== THE INPUT ==
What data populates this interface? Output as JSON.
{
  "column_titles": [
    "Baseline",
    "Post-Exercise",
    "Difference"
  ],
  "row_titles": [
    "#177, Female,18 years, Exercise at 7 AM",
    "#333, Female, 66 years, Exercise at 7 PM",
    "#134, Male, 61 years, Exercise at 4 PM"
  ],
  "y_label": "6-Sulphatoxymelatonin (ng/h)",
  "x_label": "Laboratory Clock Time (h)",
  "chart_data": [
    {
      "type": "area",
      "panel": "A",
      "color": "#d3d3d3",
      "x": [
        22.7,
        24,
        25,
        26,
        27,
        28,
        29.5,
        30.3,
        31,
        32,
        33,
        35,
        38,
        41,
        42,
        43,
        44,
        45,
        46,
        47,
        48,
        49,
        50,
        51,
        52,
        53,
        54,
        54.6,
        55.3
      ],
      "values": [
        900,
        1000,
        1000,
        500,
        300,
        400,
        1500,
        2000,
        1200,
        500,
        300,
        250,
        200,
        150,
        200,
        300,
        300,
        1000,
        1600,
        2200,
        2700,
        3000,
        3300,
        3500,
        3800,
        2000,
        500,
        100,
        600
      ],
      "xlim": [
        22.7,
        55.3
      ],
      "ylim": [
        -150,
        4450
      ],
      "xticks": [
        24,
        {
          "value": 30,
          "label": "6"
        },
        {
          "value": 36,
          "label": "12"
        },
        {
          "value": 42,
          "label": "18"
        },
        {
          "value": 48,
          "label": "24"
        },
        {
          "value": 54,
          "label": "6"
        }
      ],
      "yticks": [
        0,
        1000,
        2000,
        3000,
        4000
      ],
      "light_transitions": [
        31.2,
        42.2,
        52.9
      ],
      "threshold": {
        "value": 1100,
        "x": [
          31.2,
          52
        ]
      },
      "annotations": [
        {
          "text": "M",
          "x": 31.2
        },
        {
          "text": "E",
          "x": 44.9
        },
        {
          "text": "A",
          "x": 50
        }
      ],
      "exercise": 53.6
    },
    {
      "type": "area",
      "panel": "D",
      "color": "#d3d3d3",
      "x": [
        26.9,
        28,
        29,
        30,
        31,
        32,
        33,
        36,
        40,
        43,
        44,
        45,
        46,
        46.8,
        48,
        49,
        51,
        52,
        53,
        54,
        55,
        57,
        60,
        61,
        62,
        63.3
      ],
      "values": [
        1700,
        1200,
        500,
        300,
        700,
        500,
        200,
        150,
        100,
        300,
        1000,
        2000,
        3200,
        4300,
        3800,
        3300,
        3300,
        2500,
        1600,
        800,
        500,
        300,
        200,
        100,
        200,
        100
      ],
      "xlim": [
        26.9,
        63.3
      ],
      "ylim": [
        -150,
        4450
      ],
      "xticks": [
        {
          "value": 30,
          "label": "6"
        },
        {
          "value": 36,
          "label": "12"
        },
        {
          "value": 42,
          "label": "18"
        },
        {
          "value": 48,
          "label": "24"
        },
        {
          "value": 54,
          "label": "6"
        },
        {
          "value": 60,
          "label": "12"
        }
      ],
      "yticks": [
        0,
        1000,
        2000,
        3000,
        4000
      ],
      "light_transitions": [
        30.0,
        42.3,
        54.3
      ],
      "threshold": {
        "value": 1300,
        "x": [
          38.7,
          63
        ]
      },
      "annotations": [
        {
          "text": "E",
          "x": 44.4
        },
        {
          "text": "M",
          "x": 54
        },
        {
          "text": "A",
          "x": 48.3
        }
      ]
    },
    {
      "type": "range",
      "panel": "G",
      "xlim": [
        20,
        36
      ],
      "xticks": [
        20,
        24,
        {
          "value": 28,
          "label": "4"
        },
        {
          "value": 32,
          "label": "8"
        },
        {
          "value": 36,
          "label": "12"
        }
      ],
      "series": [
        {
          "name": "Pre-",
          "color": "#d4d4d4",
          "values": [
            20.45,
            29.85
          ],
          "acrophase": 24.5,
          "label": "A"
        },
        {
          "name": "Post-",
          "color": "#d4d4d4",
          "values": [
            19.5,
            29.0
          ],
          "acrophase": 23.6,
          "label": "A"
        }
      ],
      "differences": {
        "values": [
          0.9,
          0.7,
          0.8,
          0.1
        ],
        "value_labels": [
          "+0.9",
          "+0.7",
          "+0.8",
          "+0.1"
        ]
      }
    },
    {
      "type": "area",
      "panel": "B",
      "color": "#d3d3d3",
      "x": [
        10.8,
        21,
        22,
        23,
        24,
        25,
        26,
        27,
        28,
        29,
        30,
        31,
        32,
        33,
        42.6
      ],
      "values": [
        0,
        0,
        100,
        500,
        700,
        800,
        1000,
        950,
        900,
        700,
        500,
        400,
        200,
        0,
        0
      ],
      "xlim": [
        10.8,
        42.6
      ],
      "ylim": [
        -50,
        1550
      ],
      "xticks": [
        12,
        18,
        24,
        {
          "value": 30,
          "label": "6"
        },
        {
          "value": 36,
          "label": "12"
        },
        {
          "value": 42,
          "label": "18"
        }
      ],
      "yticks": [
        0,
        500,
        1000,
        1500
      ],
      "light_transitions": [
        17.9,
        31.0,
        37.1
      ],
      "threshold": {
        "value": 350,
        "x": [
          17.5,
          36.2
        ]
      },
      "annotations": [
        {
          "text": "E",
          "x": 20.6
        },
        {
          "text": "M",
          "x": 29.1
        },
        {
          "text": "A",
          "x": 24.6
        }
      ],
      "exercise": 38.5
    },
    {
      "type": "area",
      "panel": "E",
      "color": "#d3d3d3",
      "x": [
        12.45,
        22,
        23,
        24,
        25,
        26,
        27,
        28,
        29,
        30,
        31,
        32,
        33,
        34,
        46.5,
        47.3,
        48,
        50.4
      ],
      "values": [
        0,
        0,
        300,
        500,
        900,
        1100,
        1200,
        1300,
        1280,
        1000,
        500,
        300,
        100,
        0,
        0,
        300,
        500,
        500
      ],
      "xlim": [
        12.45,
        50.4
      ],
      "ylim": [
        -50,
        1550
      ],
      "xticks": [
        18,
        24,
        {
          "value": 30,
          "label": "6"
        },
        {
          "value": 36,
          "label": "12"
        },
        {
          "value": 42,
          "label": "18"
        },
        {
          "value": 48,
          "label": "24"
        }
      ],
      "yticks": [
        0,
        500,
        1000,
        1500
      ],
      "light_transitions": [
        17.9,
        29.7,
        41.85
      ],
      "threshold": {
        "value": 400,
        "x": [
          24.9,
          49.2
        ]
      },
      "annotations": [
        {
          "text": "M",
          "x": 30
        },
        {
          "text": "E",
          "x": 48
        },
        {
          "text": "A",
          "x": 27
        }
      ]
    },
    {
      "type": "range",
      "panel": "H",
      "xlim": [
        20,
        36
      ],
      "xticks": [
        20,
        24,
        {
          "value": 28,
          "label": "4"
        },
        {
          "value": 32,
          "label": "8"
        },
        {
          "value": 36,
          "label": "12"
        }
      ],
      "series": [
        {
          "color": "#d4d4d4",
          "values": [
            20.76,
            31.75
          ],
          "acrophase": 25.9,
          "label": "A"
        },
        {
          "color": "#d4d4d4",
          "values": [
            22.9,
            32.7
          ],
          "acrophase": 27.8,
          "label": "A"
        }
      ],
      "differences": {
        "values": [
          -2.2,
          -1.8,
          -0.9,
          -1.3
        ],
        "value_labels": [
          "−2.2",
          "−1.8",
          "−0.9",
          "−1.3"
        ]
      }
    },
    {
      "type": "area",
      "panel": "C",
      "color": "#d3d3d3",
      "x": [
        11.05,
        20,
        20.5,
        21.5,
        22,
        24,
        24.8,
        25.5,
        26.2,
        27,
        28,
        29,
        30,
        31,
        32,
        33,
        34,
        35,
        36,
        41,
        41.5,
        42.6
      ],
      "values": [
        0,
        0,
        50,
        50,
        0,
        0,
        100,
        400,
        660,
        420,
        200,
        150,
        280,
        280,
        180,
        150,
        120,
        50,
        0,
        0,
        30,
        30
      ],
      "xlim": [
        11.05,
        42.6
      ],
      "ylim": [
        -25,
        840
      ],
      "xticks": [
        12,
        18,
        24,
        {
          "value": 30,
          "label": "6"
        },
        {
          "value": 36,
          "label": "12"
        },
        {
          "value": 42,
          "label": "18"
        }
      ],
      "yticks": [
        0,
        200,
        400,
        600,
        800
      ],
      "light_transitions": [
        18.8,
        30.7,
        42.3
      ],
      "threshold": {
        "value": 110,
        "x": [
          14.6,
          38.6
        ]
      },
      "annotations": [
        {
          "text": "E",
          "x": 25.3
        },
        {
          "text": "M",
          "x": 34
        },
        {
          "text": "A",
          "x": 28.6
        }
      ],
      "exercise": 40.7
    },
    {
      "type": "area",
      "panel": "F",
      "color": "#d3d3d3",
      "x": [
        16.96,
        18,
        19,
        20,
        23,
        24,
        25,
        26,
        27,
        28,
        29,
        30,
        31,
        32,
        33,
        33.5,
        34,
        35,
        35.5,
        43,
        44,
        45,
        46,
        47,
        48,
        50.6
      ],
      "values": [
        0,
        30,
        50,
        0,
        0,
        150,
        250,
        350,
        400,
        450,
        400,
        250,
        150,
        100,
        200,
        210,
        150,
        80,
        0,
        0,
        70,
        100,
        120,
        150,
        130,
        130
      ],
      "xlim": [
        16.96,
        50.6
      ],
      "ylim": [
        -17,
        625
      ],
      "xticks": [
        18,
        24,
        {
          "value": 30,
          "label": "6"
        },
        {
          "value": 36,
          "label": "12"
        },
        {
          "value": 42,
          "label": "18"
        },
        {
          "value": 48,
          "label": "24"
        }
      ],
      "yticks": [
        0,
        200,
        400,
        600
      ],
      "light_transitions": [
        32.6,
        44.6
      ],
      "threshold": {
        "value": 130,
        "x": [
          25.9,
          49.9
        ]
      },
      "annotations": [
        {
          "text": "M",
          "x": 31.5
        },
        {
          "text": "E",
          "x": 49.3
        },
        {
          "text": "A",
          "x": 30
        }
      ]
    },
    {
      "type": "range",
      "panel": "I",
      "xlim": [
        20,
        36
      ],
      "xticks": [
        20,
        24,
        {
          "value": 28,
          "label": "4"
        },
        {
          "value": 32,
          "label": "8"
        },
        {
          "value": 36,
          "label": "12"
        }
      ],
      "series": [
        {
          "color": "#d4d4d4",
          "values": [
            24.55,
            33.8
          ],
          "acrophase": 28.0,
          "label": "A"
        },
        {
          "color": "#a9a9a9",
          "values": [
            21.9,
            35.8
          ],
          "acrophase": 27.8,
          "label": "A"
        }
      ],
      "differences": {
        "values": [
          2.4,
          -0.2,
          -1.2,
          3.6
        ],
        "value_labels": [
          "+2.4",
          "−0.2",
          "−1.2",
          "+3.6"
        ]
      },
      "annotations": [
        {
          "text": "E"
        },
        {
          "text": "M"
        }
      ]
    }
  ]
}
===
_STATED TASK_
Locate the word "Female" in the entries, and copy every line where it is found.

_OUTPUT_
    "#177, Female,18 years, Exercise at 7 AM",
    "#333, Female, 66 years, Exercise at 7 PM",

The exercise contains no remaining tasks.